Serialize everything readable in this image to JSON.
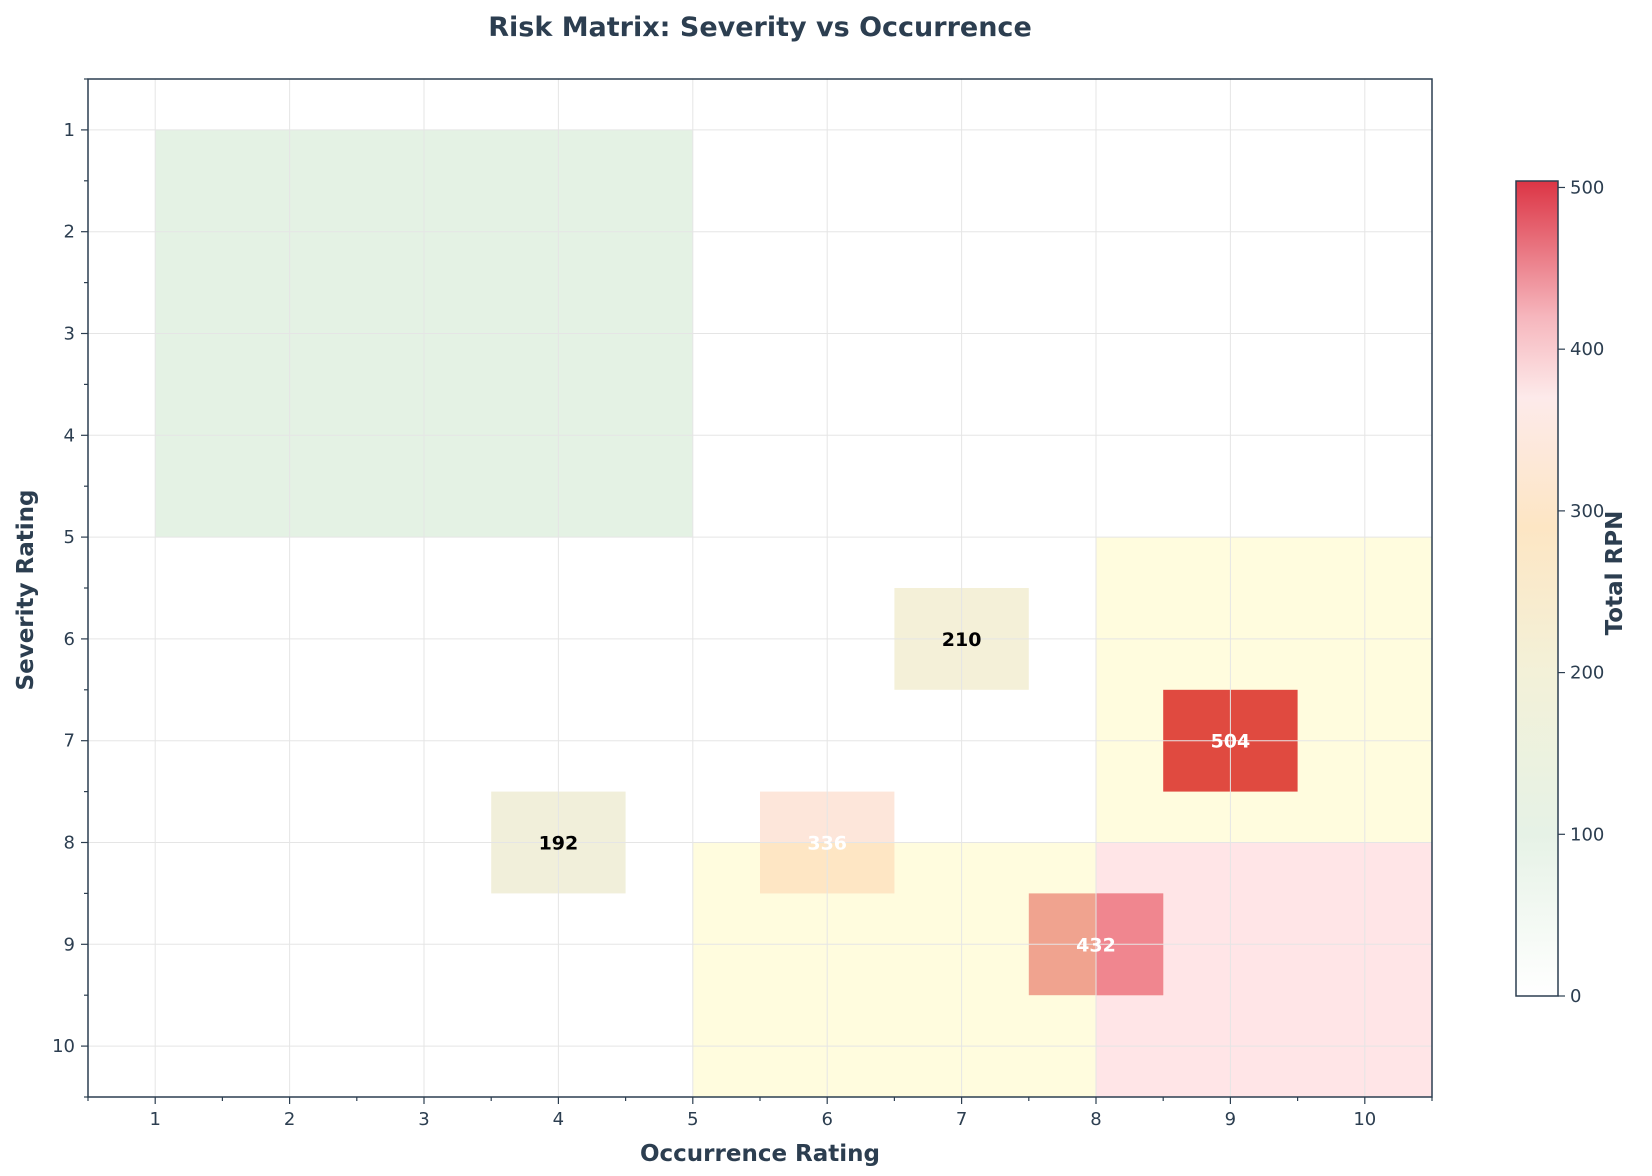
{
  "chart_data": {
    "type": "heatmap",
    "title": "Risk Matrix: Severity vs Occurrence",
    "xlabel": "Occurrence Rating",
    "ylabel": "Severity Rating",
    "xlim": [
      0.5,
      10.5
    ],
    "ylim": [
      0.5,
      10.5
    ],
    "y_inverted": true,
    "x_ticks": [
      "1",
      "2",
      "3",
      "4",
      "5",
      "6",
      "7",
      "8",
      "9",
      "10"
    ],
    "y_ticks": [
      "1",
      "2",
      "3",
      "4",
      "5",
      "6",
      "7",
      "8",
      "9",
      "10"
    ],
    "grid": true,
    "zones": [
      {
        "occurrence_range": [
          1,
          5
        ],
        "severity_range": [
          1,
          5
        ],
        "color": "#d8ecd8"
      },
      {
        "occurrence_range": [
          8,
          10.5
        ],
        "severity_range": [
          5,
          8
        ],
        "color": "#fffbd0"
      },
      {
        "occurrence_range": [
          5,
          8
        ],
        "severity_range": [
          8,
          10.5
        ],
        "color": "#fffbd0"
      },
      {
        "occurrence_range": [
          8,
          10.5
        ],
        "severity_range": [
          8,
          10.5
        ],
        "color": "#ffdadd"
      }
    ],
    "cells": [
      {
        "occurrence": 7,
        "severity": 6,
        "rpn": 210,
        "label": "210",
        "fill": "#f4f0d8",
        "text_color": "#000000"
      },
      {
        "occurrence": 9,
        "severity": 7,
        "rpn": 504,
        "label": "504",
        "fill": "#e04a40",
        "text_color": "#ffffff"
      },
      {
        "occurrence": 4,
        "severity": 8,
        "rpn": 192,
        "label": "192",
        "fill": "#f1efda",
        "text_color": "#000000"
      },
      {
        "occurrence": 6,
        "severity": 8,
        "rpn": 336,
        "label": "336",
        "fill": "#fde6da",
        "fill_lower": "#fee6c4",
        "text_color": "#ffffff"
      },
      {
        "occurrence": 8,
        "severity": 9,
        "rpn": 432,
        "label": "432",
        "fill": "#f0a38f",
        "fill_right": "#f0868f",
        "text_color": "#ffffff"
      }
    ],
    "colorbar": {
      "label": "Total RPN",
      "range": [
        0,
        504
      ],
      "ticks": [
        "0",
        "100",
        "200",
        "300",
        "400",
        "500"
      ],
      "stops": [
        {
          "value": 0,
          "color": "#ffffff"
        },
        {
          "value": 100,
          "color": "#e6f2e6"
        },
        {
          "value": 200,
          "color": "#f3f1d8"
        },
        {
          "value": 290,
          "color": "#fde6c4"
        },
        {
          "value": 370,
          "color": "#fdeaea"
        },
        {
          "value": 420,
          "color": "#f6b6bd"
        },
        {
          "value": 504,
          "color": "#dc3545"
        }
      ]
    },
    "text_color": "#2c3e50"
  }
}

--

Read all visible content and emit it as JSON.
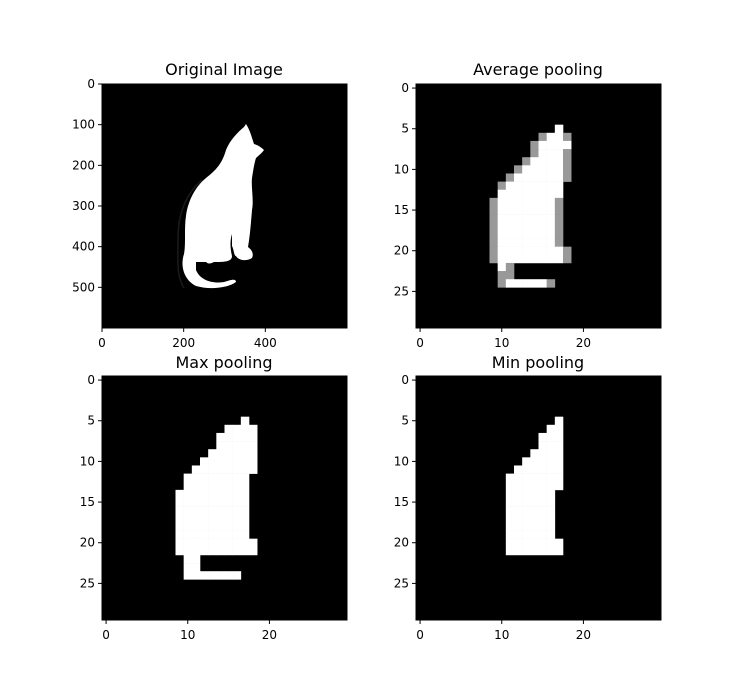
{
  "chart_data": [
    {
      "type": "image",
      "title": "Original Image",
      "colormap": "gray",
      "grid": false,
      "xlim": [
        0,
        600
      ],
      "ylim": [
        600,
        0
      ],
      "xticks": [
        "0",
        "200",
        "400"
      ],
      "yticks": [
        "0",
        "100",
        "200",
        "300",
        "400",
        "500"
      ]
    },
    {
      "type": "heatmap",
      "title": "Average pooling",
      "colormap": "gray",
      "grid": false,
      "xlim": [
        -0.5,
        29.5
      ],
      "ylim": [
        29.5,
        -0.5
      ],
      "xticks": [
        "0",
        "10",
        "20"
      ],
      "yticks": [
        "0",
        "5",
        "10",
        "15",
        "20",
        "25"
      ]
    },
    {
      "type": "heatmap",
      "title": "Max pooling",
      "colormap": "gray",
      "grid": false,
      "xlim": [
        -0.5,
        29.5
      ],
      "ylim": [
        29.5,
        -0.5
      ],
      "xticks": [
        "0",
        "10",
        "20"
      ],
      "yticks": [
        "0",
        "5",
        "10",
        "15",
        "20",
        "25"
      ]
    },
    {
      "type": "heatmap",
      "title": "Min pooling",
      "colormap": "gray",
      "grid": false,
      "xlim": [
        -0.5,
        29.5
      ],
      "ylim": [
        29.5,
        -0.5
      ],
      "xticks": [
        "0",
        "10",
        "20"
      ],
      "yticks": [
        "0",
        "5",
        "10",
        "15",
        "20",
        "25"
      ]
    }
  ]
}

(Short task)
Each line in the listing above that contains "title" should be copied.

(Expected output)
    "title": "Risk Matrix: Severity vs Occurrence",
      "title": "Original Image",
      "title": "Average pooling",
      "title": "Max pooling",
      "title": "Min pooling",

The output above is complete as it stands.